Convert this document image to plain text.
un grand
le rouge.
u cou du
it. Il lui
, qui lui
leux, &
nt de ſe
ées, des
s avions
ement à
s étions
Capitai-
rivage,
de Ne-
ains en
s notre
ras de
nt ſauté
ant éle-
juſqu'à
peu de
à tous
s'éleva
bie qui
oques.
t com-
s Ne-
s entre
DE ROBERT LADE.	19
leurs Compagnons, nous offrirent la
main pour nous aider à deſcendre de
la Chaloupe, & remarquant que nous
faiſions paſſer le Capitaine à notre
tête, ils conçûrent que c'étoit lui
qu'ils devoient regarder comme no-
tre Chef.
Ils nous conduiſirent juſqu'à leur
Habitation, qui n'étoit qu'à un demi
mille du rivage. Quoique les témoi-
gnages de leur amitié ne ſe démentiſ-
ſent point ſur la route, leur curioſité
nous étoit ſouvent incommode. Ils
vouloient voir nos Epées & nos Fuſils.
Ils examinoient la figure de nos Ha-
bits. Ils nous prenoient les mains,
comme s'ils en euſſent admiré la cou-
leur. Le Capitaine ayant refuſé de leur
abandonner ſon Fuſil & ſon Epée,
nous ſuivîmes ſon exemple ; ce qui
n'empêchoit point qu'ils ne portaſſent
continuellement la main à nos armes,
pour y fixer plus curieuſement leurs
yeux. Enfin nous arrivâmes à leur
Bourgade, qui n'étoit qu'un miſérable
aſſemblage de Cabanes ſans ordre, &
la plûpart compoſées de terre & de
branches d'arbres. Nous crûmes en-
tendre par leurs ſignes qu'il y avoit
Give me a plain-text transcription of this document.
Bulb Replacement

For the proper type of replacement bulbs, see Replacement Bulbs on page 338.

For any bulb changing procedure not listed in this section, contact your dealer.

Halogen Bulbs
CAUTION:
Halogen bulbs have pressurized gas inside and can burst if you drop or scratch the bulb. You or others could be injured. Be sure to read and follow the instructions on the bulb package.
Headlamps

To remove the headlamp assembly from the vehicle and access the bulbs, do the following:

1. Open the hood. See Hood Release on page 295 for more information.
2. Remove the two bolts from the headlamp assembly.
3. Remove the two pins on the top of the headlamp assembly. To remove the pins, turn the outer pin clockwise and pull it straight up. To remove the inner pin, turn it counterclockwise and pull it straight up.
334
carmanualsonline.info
####################
■ WORK TO BE COMPLETED:
Tally the lines in the entries above that hold the word "from". Reply with nothing but that count.

■ WORKED SOLUTION:
2